> _REQUIRED WORK_
Below are records; transcribe only the line with "Output a JSON" and those after it, through the last line, without any change.

Items from a dataset
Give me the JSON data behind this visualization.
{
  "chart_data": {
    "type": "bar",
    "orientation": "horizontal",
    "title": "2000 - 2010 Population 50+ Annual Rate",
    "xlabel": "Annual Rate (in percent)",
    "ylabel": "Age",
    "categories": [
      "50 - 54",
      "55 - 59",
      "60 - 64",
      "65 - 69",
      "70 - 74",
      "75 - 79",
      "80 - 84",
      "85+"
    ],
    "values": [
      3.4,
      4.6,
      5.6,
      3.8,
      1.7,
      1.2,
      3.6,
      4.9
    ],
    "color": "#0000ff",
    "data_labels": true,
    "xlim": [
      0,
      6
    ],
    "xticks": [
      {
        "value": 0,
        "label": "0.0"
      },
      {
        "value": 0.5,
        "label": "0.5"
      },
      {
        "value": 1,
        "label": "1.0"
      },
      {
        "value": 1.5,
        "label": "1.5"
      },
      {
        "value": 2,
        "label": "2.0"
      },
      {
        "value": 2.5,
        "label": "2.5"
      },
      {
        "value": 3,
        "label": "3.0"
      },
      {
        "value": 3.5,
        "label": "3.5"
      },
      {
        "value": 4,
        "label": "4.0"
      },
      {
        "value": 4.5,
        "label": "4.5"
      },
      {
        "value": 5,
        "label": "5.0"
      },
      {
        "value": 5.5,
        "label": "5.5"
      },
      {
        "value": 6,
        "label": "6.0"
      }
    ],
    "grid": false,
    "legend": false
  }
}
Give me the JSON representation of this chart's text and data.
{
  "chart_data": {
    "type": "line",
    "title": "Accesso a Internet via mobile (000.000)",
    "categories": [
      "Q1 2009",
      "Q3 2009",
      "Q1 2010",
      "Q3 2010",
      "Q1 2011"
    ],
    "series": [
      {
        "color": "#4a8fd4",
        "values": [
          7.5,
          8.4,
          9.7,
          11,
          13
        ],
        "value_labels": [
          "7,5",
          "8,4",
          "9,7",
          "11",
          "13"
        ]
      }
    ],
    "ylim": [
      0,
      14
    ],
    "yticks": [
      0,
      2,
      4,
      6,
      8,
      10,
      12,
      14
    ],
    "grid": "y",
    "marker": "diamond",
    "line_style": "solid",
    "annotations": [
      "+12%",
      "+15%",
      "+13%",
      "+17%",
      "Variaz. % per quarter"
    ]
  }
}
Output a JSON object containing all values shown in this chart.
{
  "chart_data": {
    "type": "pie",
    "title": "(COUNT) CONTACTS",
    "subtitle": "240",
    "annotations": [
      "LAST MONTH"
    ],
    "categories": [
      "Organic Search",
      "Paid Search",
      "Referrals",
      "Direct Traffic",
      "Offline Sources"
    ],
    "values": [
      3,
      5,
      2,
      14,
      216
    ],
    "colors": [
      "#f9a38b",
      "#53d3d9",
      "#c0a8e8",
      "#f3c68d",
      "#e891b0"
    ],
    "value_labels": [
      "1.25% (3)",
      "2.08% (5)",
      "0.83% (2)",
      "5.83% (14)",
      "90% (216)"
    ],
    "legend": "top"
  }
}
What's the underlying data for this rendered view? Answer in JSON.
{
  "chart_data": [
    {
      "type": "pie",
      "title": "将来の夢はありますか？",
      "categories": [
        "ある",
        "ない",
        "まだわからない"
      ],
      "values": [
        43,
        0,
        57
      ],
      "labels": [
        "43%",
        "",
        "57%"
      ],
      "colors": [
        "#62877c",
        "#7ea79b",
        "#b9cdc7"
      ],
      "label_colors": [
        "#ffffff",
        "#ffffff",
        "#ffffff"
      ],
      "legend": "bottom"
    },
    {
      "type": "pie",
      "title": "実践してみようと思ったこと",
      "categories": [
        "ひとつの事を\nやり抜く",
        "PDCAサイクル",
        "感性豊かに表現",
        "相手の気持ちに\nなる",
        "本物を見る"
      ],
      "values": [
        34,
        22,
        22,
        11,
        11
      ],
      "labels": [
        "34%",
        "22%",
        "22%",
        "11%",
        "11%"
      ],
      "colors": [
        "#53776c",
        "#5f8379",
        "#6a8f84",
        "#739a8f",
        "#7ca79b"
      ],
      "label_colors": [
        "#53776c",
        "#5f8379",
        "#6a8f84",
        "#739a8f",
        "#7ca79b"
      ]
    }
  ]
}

> _OUTPUT OF THE EXERCISE_
Output a JSON object containing all values shown in this chart.
{
  "chart_data": {
    "type": "pie",
    "title": "(COUNT) CONTACTS",
    "subtitle": "240",
    "annotations": [
      "LAST MONTH"
    ],
    "categories": [
      "Organic Search",
      "Paid Search",
      "Referrals",
      "Direct Traffic",
      "Offline Sources"
    ],
    "values": [
      3,
      5,
      2,
      14,
      216
    ],
    "colors": [
      "#f9a38b",
      "#53d3d9",
      "#c0a8e8",
      "#f3c68d",
      "#e891b0"
    ],
    "value_labels": [
      "1.25% (3)",
      "2.08% (5)",
      "0.83% (2)",
      "5.83% (14)",
      "90% (216)"
    ],
    "legend": "top"
  }
}
What's the underlying data for this rendered view? Answer in JSON.
{
  "chart_data": [
    {
      "type": "pie",
      "title": "将来の夢はありますか？",
      "categories": [
        "ある",
        "ない",
        "まだわからない"
      ],
      "values": [
        43,
        0,
        57
      ],
      "labels": [
        "43%",
        "",
        "57%"
      ],
      "colors": [
        "#62877c",
        "#7ea79b",
        "#b9cdc7"
      ],
      "label_colors": [
        "#ffffff",
        "#ffffff",
        "#ffffff"
      ],
      "legend": "bottom"
    },
    {
      "type": "pie",
      "title": "実践してみようと思ったこと",
      "categories": [
        "ひとつの事を\nやり抜く",
        "PDCAサイクル",
        "感性豊かに表現",
        "相手の気持ちに\nなる",
        "本物を見る"
      ],
      "values": [
        34,
        22,
        22,
        11,
        11
      ],
      "labels": [
        "34%",
        "22%",
        "22%",
        "11%",
        "11%"
      ],
      "colors": [
        "#53776c",
        "#5f8379",
        "#6a8f84",
        "#739a8f",
        "#7ca79b"
      ],
      "label_colors": [
        "#53776c",
        "#5f8379",
        "#6a8f84",
        "#739a8f",
        "#7ca79b"
      ]
    }
  ]
}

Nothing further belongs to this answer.